### WHAT YOU NEED TO DO
Pull each line holding the word "although" from the data.
----
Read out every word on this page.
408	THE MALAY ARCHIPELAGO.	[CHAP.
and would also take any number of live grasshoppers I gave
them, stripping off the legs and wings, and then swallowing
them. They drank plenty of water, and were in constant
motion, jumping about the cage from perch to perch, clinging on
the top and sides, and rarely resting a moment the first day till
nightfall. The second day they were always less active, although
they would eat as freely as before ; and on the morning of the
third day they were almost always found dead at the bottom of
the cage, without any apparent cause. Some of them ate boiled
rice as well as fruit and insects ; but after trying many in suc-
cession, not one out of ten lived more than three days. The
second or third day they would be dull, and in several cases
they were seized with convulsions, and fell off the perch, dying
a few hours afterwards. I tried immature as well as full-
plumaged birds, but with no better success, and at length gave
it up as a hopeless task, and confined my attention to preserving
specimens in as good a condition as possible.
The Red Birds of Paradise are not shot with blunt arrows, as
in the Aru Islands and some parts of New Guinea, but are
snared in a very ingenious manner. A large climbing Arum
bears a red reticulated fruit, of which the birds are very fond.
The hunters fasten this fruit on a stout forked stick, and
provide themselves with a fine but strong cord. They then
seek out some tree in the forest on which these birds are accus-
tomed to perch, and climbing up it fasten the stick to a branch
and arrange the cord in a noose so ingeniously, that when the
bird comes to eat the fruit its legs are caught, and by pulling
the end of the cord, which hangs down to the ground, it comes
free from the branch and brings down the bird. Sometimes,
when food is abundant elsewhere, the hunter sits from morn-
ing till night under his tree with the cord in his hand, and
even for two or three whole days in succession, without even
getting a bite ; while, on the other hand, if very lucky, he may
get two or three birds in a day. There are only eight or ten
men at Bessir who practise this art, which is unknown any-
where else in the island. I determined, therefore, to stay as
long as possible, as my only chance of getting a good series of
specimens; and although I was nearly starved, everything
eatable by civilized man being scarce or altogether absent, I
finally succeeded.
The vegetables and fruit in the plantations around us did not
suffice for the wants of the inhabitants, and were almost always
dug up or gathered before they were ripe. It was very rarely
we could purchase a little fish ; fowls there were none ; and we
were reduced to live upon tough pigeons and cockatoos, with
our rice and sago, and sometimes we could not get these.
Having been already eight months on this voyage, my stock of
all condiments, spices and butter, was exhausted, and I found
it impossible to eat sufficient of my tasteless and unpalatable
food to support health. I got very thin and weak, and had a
----
### ANSWER TO THE PROBLEM
nightfall. The second day they were always less active, although
specimens; and although I was nearly starved, everything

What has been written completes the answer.